EXERCISE INPUTS:
-- begin --

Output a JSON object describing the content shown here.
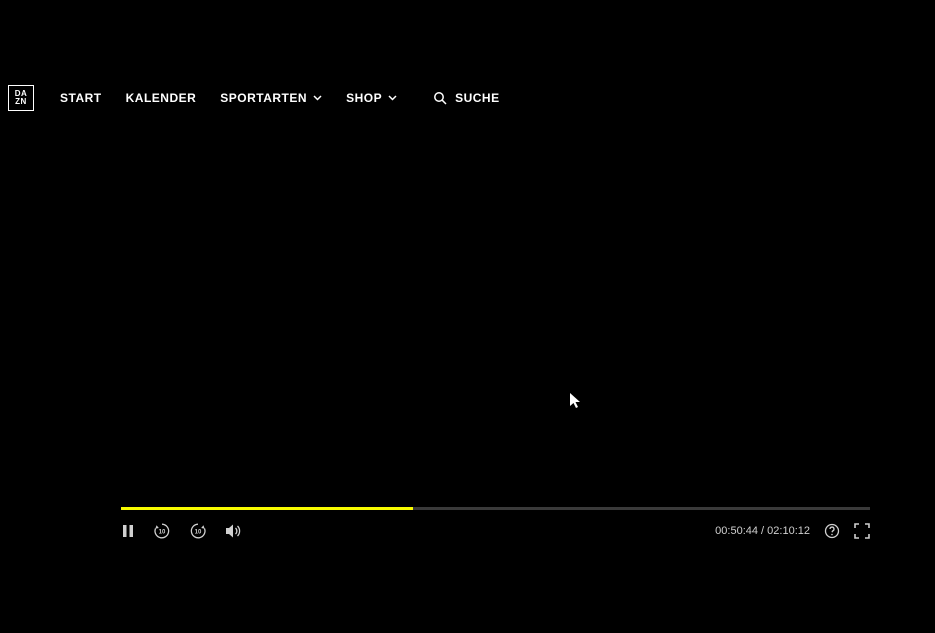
{
  "brand": {
    "logo_line1": "DA",
    "logo_line2": "ZN"
  },
  "nav": {
    "start": "START",
    "kalender": "KALENDER",
    "sportarten": "SPORTARTEN",
    "shop": "SHOP",
    "suche": "SUCHE"
  },
  "player": {
    "current_time": "00:50:44",
    "separator": " / ",
    "duration": "02:10:12",
    "progress_percent": 39,
    "accent_color": "#f8fc00"
  }
}
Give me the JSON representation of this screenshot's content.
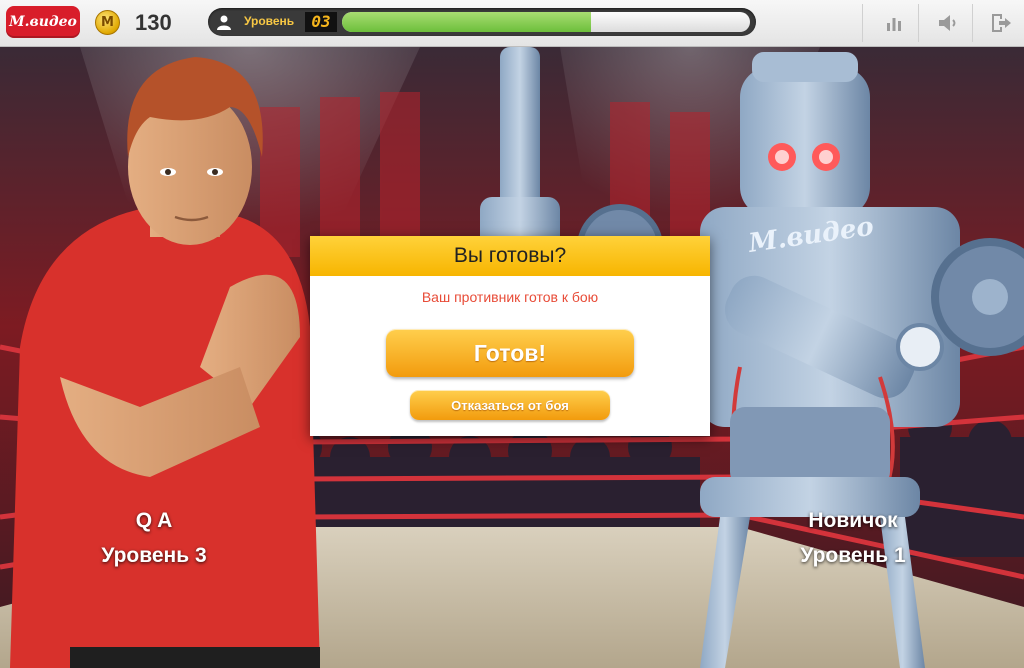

-- end --

AIM:
Write out each line of the data exactly; the images should be left out.

THE COMPLETED TASK:
Output a JSON object describing the content shown here.
{
  "brand": {
    "logo_line1": "DA",
    "logo_line2": "ZN"
  },
  "nav": {
    "start": "START",
    "kalender": "KALENDER",
    "sportarten": "SPORTARTEN",
    "shop": "SHOP",
    "suche": "SUCHE"
  },
  "player": {
    "current_time": "00:50:44",
    "separator": " / ",
    "duration": "02:10:12",
    "progress_percent": 39,
    "accent_color": "#f8fc00"
  }
}
Give me the JSON representation of this screenshot's content.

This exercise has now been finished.